■ **Stated task**
Locate each line of the material that contains "this", then return it.

◆ ◆ ◆ ◆

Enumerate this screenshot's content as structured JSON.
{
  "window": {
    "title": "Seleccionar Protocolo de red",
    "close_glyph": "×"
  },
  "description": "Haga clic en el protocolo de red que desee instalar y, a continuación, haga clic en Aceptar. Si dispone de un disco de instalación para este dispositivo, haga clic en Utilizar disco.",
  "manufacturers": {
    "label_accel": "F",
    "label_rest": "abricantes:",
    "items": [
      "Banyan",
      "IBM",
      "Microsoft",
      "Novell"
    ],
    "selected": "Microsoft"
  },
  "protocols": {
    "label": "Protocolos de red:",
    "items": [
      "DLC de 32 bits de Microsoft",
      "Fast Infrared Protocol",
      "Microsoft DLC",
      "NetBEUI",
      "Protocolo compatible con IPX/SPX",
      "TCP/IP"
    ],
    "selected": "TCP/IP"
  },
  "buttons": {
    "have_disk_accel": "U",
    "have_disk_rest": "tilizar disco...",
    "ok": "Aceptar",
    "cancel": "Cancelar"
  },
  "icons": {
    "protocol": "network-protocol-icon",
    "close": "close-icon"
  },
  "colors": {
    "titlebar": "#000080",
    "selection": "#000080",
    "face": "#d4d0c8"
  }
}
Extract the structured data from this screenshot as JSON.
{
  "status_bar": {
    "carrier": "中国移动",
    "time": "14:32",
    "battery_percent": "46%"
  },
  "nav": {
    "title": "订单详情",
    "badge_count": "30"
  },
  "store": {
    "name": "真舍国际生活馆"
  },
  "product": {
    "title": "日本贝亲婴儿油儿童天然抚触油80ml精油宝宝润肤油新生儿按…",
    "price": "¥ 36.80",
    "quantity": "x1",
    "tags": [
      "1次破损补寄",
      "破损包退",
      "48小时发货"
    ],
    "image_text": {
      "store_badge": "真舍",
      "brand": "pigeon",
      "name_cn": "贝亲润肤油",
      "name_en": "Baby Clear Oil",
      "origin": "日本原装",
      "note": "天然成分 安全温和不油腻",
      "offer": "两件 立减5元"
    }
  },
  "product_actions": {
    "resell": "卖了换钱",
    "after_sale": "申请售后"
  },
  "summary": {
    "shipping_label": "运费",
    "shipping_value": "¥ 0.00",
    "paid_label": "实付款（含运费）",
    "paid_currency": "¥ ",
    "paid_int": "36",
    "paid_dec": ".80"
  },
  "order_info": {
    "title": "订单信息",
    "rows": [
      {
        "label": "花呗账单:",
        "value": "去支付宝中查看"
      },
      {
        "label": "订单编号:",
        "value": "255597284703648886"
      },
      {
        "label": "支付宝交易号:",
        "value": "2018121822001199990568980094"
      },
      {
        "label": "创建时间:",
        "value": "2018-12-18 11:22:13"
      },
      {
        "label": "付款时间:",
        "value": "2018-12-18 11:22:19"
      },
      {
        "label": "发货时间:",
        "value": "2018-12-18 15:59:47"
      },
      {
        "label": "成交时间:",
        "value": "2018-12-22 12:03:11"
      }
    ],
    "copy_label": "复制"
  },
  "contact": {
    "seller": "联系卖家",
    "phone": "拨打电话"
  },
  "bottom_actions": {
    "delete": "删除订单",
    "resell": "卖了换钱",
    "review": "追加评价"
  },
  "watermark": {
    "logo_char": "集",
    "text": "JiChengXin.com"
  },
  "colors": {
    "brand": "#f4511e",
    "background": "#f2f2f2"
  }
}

◆ ◆ ◆ ◆

■ **Problem solution**
Enumerate this screenshot's content as structured JSON.
Extract the structured data from this screenshot as JSON.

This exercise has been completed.